WHAT THIS TASK INVOLVES >>
Reproduce all the entries exactly.

RECORDS SUPPLIED >>
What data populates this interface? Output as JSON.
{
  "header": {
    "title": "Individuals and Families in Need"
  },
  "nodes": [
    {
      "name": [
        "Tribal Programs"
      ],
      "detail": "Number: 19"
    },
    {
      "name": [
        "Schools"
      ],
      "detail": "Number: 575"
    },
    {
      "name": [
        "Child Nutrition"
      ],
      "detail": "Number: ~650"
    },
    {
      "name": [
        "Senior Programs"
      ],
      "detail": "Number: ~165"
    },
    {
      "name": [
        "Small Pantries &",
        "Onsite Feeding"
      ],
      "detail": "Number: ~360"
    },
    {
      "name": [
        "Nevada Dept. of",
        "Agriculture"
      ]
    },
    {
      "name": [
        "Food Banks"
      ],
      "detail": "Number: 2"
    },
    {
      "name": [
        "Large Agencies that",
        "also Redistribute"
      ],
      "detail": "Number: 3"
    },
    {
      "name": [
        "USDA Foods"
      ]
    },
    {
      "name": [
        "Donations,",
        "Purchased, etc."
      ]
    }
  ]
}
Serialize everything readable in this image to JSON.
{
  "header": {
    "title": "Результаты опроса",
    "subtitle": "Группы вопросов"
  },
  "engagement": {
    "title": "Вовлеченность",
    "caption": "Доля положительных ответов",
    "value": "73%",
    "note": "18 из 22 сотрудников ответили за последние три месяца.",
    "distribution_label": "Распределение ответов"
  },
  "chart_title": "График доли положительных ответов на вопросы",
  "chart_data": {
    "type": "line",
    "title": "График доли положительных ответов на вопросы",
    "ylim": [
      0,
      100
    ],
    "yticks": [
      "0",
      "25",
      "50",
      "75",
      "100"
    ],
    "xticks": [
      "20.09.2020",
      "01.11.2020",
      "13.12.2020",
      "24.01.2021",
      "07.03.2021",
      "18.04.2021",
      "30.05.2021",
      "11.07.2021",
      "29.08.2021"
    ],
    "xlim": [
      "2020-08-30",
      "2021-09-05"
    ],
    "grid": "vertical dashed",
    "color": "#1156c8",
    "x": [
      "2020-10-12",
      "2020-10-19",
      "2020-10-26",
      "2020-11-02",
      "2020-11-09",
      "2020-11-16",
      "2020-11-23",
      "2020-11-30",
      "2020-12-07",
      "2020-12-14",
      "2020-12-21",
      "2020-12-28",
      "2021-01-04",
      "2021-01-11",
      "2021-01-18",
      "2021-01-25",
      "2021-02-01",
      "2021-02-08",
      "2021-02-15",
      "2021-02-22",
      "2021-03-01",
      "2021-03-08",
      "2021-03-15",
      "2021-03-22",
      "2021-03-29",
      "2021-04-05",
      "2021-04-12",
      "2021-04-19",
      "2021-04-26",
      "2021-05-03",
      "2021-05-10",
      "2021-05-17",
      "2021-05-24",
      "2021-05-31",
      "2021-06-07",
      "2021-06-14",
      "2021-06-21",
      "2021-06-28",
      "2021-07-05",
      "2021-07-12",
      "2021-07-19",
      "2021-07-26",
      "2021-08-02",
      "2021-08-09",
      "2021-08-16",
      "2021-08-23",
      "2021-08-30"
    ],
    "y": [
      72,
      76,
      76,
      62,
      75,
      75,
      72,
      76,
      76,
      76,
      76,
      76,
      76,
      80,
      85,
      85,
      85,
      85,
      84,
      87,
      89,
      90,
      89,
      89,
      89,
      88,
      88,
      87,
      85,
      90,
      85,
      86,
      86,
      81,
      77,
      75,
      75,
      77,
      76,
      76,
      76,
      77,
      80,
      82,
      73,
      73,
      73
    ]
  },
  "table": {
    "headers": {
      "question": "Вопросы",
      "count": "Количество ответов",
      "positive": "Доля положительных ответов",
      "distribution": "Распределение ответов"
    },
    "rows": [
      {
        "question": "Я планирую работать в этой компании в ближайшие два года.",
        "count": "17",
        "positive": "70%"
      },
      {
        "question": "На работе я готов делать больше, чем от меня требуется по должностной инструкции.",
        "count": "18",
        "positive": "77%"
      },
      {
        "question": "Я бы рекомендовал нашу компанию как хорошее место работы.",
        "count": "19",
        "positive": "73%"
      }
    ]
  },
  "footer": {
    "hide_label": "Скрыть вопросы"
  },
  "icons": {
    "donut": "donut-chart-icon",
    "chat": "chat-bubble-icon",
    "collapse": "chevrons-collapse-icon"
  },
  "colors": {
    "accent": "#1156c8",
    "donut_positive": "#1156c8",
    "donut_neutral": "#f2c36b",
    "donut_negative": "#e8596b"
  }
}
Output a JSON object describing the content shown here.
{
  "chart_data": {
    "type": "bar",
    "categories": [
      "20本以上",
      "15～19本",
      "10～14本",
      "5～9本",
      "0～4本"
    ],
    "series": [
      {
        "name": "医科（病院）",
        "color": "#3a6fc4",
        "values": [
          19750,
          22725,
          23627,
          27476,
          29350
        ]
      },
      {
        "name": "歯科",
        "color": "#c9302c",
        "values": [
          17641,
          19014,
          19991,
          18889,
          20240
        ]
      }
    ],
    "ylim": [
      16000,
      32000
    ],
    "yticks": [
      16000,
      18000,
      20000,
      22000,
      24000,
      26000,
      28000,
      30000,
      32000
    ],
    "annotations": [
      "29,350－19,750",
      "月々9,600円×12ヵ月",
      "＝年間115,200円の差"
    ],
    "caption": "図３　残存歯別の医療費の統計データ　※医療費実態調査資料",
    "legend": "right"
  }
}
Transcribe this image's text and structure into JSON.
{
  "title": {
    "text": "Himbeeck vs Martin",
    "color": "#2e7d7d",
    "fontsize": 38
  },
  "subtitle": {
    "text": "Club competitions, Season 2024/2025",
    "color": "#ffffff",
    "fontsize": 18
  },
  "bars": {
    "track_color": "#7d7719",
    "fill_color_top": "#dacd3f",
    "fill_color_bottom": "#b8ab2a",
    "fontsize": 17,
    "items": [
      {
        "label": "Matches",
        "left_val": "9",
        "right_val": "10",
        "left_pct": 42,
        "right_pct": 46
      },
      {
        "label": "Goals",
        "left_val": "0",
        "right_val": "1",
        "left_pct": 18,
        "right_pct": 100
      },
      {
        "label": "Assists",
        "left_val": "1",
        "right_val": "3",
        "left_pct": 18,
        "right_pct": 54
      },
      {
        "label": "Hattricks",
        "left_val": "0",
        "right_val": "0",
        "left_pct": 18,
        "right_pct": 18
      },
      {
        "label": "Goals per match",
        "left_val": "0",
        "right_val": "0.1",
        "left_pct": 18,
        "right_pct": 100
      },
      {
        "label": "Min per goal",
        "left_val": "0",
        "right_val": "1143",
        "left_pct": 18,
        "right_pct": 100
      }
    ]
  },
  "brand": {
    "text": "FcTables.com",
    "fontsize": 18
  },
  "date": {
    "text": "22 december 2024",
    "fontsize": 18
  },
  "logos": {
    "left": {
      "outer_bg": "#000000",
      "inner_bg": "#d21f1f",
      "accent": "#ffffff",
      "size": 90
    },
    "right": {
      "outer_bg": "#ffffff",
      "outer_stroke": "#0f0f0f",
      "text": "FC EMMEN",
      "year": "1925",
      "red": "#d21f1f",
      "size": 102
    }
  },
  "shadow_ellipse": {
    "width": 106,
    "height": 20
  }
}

SOLUTION >>
What data populates this interface? Output as JSON.
{
  "header": {
    "title": "Individuals and Families in Need"
  },
  "nodes": [
    {
      "name": [
        "Tribal Programs"
      ],
      "detail": "Number: 19"
    },
    {
      "name": [
        "Schools"
      ],
      "detail": "Number: 575"
    },
    {
      "name": [
        "Child Nutrition"
      ],
      "detail": "Number: ~650"
    },
    {
      "name": [
        "Senior Programs"
      ],
      "detail": "Number: ~165"
    },
    {
      "name": [
        "Small Pantries &",
        "Onsite Feeding"
      ],
      "detail": "Number: ~360"
    },
    {
      "name": [
        "Nevada Dept. of",
        "Agriculture"
      ]
    },
    {
      "name": [
        "Food Banks"
      ],
      "detail": "Number: 2"
    },
    {
      "name": [
        "Large Agencies that",
        "also Redistribute"
      ],
      "detail": "Number: 3"
    },
    {
      "name": [
        "USDA Foods"
      ]
    },
    {
      "name": [
        "Donations,",
        "Purchased, etc."
      ]
    }
  ]
}
Serialize everything readable in this image to JSON.
{
  "header": {
    "title": "Результаты опроса",
    "subtitle": "Группы вопросов"
  },
  "engagement": {
    "title": "Вовлеченность",
    "caption": "Доля положительных ответов",
    "value": "73%",
    "note": "18 из 22 сотрудников ответили за последние три месяца.",
    "distribution_label": "Распределение ответов"
  },
  "chart_title": "График доли положительных ответов на вопросы",
  "chart_data": {
    "type": "line",
    "title": "График доли положительных ответов на вопросы",
    "ylim": [
      0,
      100
    ],
    "yticks": [
      "0",
      "25",
      "50",
      "75",
      "100"
    ],
    "xticks": [
      "20.09.2020",
      "01.11.2020",
      "13.12.2020",
      "24.01.2021",
      "07.03.2021",
      "18.04.2021",
      "30.05.2021",
      "11.07.2021",
      "29.08.2021"
    ],
    "xlim": [
      "2020-08-30",
      "2021-09-05"
    ],
    "grid": "vertical dashed",
    "color": "#1156c8",
    "x": [
      "2020-10-12",
      "2020-10-19",
      "2020-10-26",
      "2020-11-02",
      "2020-11-09",
      "2020-11-16",
      "2020-11-23",
      "2020-11-30",
      "2020-12-07",
      "2020-12-14",
      "2020-12-21",
      "2020-12-28",
      "2021-01-04",
      "2021-01-11",
      "2021-01-18",
      "2021-01-25",
      "2021-02-01",
      "2021-02-08",
      "2021-02-15",
      "2021-02-22",
      "2021-03-01",
      "2021-03-08",
      "2021-03-15",
      "2021-03-22",
      "2021-03-29",
      "2021-04-05",
      "2021-04-12",
      "2021-04-19",
      "2021-04-26",
      "2021-05-03",
      "2021-05-10",
      "2021-05-17",
      "2021-05-24",
      "2021-05-31",
      "2021-06-07",
      "2021-06-14",
      "2021-06-21",
      "2021-06-28",
      "2021-07-05",
      "2021-07-12",
      "2021-07-19",
      "2021-07-26",
      "2021-08-02",
      "2021-08-09",
      "2021-08-16",
      "2021-08-23",
      "2021-08-30"
    ],
    "y": [
      72,
      76,
      76,
      62,
      75,
      75,
      72,
      76,
      76,
      76,
      76,
      76,
      76,
      80,
      85,
      85,
      85,
      85,
      84,
      87,
      89,
      90,
      89,
      89,
      89,
      88,
      88,
      87,
      85,
      90,
      85,
      86,
      86,
      81,
      77,
      75,
      75,
      77,
      76,
      76,
      76,
      77,
      80,
      82,
      73,
      73,
      73
    ]
  },
  "table": {
    "headers": {
      "question": "Вопросы",
      "count": "Количество ответов",
      "positive": "Доля положительных ответов",
      "distribution": "Распределение ответов"
    },
    "rows": [
      {
        "question": "Я планирую работать в этой компании в ближайшие два года.",
        "count": "17",
        "positive": "70%"
      },
      {
        "question": "На работе я готов делать больше, чем от меня требуется по должностной инструкции.",
        "count": "18",
        "positive": "77%"
      },
      {
        "question": "Я бы рекомендовал нашу компанию как хорошее место работы.",
        "count": "19",
        "positive": "73%"
      }
    ]
  },
  "footer": {
    "hide_label": "Скрыть вопросы"
  },
  "icons": {
    "donut": "donut-chart-icon",
    "chat": "chat-bubble-icon",
    "collapse": "chevrons-collapse-icon"
  },
  "colors": {
    "accent": "#1156c8",
    "donut_positive": "#1156c8",
    "donut_neutral": "#f2c36b",
    "donut_negative": "#e8596b"
  }
}
Output a JSON object describing the content shown here.
{
  "chart_data": {
    "type": "bar",
    "categories": [
      "20本以上",
      "15～19本",
      "10～14本",
      "5～9本",
      "0～4本"
    ],
    "series": [
      {
        "name": "医科（病院）",
        "color": "#3a6fc4",
        "values": [
          19750,
          22725,
          23627,
          27476,
          29350
        ]
      },
      {
        "name": "歯科",
        "color": "#c9302c",
        "values": [
          17641,
          19014,
          19991,
          18889,
          20240
        ]
      }
    ],
    "ylim": [
      16000,
      32000
    ],
    "yticks": [
      16000,
      18000,
      20000,
      22000,
      24000,
      26000,
      28000,
      30000,
      32000
    ],
    "annotations": [
      "29,350－19,750",
      "月々9,600円×12ヵ月",
      "＝年間115,200円の差"
    ],
    "caption": "図３　残存歯別の医療費の統計データ　※医療費実態調査資料",
    "legend": "right"
  }
}
Transcribe this image's text and structure into JSON.
{
  "title": {
    "text": "Himbeeck vs Martin",
    "color": "#2e7d7d",
    "fontsize": 38
  },
  "subtitle": {
    "text": "Club competitions, Season 2024/2025",
    "color": "#ffffff",
    "fontsize": 18
  },
  "bars": {
    "track_color": "#7d7719",
    "fill_color_top": "#dacd3f",
    "fill_color_bottom": "#b8ab2a",
    "fontsize": 17,
    "items": [
      {
        "label": "Matches",
        "left_val": "9",
        "right_val": "10",
        "left_pct": 42,
        "right_pct": 46
      },
      {
        "label": "Goals",
        "left_val": "0",
        "right_val": "1",
        "left_pct": 18,
        "right_pct": 100
      },
      {
        "label": "Assists",
        "left_val": "1",
        "right_val": "3",
        "left_pct": 18,
        "right_pct": 54
      },
      {
        "label": "Hattricks",
        "left_val": "0",
        "right_val": "0",
        "left_pct": 18,
        "right_pct": 18
      },
      {
        "label": "Goals per match",
        "left_val": "0",
        "right_val": "0.1",
        "left_pct": 18,
        "right_pct": 100
      },
      {
        "label": "Min per goal",
        "left_val": "0",
        "right_val": "1143",
        "left_pct": 18,
        "right_pct": 100
      }
    ]
  },
  "brand": {
    "text": "FcTables.com",
    "fontsize": 18
  },
  "date": {
    "text": "22 december 2024",
    "fontsize": 18
  },
  "logos": {
    "left": {
      "outer_bg": "#000000",
      "inner_bg": "#d21f1f",
      "accent": "#ffffff",
      "size": 90
    },
    "right": {
      "outer_bg": "#ffffff",
      "outer_stroke": "#0f0f0f",
      "text": "FC EMMEN",
      "year": "1925",
      "red": "#d21f1f",
      "size": 102
    }
  },
  "shadow_ellipse": {
    "width": 106,
    "height": 20
  }
}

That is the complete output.